» **TASK BRIEF**: Can you pull out each line of the data below that includes the word "Accessibility"?

-- begin RECORDS --

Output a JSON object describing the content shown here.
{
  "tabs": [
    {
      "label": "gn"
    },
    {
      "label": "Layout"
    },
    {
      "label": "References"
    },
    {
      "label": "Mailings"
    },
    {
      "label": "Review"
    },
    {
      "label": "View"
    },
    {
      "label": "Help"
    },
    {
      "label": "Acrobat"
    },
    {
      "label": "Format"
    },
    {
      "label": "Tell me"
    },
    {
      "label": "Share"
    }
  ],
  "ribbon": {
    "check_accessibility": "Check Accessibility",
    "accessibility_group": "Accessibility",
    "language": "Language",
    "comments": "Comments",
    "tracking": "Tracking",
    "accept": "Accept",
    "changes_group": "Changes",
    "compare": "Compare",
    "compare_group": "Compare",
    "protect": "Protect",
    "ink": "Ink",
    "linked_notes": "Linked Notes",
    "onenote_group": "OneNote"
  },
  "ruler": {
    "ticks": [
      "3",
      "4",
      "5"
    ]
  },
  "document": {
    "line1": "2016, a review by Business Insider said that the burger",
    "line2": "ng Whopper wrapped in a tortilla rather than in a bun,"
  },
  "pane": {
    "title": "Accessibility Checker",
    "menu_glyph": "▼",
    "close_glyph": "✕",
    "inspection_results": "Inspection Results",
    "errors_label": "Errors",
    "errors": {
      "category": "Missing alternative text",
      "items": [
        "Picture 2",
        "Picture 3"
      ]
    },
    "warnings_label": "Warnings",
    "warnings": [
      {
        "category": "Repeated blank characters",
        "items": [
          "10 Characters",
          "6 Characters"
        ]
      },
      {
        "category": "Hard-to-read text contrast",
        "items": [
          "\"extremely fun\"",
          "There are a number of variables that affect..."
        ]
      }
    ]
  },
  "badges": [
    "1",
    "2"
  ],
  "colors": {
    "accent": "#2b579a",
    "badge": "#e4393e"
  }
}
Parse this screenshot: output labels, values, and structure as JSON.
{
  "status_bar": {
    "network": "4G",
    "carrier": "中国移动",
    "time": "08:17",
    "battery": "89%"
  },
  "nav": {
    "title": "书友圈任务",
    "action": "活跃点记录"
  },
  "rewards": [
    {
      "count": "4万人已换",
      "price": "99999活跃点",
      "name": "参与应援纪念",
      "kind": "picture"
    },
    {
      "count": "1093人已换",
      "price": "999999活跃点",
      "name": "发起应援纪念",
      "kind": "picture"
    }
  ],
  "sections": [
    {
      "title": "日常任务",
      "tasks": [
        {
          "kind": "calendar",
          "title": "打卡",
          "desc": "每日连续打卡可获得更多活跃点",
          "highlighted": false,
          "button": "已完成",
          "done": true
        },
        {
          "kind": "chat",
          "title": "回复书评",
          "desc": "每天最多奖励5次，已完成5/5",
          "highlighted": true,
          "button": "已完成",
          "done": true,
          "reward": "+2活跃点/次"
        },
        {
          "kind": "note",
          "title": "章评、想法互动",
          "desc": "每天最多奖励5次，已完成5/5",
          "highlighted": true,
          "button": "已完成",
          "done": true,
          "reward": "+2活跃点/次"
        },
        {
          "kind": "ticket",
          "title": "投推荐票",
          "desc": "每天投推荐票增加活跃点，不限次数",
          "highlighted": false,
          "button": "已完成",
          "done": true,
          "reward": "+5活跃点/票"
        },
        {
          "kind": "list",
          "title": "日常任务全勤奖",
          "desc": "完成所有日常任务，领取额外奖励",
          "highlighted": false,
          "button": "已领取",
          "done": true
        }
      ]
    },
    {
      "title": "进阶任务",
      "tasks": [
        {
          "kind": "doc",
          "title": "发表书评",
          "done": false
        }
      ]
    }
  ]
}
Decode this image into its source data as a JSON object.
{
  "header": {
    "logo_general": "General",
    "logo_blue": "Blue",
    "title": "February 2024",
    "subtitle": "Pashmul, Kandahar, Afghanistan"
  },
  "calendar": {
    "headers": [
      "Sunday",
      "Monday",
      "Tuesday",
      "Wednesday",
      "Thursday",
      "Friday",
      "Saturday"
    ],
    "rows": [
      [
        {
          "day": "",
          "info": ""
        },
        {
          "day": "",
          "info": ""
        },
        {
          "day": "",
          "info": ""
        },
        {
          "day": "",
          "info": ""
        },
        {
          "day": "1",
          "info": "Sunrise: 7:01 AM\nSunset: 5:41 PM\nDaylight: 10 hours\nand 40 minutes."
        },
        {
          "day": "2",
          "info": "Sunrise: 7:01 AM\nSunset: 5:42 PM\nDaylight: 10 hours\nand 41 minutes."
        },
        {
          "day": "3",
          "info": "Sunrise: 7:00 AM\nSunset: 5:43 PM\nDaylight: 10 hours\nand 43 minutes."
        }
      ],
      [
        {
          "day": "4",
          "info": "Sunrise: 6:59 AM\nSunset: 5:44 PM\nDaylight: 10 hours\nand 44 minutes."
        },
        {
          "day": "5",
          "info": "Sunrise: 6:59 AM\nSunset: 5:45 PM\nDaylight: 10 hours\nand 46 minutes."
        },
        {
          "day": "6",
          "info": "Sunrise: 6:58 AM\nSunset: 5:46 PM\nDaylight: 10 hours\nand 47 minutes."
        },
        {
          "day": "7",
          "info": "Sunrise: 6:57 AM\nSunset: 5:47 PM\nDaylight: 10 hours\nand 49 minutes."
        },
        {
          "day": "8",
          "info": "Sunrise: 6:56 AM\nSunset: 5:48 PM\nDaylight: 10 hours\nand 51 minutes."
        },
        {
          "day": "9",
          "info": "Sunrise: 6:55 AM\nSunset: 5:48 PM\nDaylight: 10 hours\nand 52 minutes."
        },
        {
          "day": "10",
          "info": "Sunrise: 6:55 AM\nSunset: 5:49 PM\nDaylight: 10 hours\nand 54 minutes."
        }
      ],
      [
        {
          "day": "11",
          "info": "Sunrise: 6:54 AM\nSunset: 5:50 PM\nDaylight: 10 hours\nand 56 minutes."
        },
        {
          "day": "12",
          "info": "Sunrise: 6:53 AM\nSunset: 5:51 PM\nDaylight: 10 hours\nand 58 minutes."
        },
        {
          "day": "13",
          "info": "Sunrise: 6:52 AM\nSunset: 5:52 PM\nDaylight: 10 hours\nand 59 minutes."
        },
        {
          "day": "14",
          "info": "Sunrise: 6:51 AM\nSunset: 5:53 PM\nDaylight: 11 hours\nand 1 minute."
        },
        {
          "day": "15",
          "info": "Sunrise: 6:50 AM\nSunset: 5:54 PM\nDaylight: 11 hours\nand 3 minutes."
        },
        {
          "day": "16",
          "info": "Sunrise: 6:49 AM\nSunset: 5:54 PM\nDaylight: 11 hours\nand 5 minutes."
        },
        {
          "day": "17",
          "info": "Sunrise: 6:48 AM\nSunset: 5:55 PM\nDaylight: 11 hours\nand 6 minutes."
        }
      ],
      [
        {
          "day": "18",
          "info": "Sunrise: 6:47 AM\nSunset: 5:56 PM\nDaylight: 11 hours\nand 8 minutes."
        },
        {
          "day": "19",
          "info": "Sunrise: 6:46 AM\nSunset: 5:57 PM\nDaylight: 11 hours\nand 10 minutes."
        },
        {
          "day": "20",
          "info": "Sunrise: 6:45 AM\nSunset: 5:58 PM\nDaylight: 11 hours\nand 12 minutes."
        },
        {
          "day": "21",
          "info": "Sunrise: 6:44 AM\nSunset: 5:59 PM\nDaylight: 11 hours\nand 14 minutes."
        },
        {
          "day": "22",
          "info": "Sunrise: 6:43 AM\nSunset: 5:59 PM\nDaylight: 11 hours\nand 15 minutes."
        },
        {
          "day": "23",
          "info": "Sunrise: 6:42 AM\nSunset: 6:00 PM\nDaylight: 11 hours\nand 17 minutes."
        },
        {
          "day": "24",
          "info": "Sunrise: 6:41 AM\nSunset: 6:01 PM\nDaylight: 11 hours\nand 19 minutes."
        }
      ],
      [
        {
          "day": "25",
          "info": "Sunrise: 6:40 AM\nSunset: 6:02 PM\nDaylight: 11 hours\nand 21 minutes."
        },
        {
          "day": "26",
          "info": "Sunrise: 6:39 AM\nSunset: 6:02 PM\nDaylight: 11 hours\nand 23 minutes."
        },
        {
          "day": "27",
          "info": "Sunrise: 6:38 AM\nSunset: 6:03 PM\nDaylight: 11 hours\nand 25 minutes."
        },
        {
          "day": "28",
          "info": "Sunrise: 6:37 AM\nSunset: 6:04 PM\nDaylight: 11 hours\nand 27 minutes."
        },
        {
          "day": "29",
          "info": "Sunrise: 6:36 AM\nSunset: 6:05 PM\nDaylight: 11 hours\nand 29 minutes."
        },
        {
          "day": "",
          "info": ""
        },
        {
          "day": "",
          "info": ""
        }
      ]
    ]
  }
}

-- end RECORDS --

» **EXERCISE SOLUTION**:
    "check_accessibility": "Check Accessibility",
    "accessibility_group": "Accessibility",
    "title": "Accessibility Checker",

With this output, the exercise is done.